#### [Excerpted passage]
[Buildbot-devel] RFC: Crowd-sourcing CI using volunteer computing

Fri Mar 8 16:41:50 UTC 2013

Introduction
------------

Buildbot's current operation model consists of a fixed set of remote
processes executing builds, controlled by a central master process. The
build logic is encoded as a set of build steps in the master process,
and then marshalled to the slave processes for remote execution. The
master process fully controls the build slaves. All slave activity is
triggered from the master, and progress is closely tracked during builds.

This model relies on a tight connection between master and slaves, which
means the slaves need to be fully authenticated and connected during
operation.

The current proposal describes a different model which enables
contributors to donate compute resources more dynamically. In this
"volunteer-computing" (http://en.wikipedia.org/wiki/Volunteer_computing)
scenario contributors retain more control over the resources they
dedicate to a project. Instead of relying on a central master process
pushing work to slave processes, a contributor's computer would pull
tasks from the master process, and send back results. Well-known
instances of this model are seti at home
(http://en.wikipedia.org/wiki/SETI@home) and folding at home
(http://en.wikipedia.org/wiki/Folding@home).
The goal of this proposal is to make this processing model accessible to
Open-Source projects using a buildbot instance for CI, which may help
increase notably test coverage by allowing more people to contribute
their computing resources.

Use-cases
---------

* As in current buildbot setups, a project admin defines a set of
builders, including a set of build steps. However, as the machines these
builders run aren't known in advance, the builders also contain enough
meta-information to allow contributors to validate whether their
machine(s) matches the requirements for any particular builder (hardware
type, available third-party software needed for the build, etc.)

* The project admin generates self-contained packages that include
everything a contributor needs to run the builder, including preliminary
platform tests, the actual build sequence, as well as a means to report
back any outcome (generated files, test results, etc.)

* Contributors download the above package and install and configure it.
During configuration certain tests are run to validate the platform. The
configuration also allows to limit the resources donated to this build.
This may be a one-of build, or a setup for a recurrent build.

#### [Tasks for this exercise]
A - Answer these about the crowd-sourcing CI proposal:
(i) In Buildbot's current model, what triggers all slave activity?
(ii) Under the proposed model, what would a contributor's computer do instead of having work pushed to it?
(iii) What is run during configuration of the downloaded package?
B - Return everything in the crowd-sourcing CI proposal from "During configuration certain" down to "a recurrent build.", copied word for word.

Records

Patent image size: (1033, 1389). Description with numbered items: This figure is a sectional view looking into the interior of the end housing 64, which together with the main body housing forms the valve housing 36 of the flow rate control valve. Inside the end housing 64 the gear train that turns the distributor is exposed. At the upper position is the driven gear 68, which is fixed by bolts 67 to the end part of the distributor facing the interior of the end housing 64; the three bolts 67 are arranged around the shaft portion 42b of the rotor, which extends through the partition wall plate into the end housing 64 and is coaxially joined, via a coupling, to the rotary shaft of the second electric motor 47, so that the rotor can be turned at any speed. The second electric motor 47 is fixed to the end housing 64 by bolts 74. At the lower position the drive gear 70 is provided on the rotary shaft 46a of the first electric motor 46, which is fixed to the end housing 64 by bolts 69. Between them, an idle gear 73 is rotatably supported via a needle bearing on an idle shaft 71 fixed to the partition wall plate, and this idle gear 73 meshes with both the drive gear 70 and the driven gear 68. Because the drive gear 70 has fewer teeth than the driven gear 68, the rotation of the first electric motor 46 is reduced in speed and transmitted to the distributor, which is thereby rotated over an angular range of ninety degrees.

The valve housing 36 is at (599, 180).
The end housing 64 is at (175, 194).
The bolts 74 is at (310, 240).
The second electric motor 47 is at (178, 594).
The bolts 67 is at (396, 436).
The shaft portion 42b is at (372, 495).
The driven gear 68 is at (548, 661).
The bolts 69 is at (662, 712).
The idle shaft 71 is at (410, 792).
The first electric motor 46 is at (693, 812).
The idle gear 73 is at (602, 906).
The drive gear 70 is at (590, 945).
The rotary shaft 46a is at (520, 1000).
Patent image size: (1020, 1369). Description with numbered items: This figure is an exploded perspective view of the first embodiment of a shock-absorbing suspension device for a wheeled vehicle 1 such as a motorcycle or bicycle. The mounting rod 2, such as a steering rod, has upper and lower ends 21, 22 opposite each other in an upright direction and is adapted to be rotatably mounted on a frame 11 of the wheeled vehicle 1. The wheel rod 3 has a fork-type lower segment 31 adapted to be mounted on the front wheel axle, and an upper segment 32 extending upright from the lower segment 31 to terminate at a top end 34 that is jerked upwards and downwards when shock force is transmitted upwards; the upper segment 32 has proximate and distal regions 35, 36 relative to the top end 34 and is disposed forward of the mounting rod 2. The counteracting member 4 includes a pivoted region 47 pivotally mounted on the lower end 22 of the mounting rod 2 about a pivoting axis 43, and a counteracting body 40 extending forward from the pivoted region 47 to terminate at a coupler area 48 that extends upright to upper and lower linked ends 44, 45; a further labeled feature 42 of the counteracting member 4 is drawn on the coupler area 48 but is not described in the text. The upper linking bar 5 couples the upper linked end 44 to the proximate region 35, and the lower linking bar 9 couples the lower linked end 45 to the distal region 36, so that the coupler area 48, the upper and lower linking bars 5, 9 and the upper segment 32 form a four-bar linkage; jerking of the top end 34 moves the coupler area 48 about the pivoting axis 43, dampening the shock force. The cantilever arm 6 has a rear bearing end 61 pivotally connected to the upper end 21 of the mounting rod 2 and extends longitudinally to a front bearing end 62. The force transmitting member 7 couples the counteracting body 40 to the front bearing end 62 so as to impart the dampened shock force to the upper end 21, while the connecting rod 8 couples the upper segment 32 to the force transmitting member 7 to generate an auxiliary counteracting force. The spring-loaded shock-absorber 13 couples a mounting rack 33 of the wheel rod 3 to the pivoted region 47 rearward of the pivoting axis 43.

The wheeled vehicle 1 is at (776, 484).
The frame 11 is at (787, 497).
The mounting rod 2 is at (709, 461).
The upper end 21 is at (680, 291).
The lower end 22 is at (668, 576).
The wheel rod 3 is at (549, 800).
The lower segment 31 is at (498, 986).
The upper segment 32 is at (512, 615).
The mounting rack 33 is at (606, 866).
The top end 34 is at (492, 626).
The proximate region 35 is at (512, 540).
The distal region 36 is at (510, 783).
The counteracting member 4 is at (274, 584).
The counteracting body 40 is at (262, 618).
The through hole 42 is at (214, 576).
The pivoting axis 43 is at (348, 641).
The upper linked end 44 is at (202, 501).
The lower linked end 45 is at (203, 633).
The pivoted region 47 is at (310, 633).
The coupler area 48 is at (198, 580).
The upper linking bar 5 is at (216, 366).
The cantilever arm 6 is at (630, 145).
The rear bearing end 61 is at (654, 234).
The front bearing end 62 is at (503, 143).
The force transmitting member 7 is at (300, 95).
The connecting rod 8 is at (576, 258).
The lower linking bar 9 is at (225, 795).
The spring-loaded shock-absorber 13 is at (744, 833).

#### [Answer list]
A -
(i) The master process.
(ii) It would pull tasks from the master process and send back results.
(iii) Certain tests that validate the platform.

B -
During configuration certain tests are run to validate the platform. The
configuration also allows to limit the resources donated to this build.
This may be a one-of build, or a setup for a recurrent build.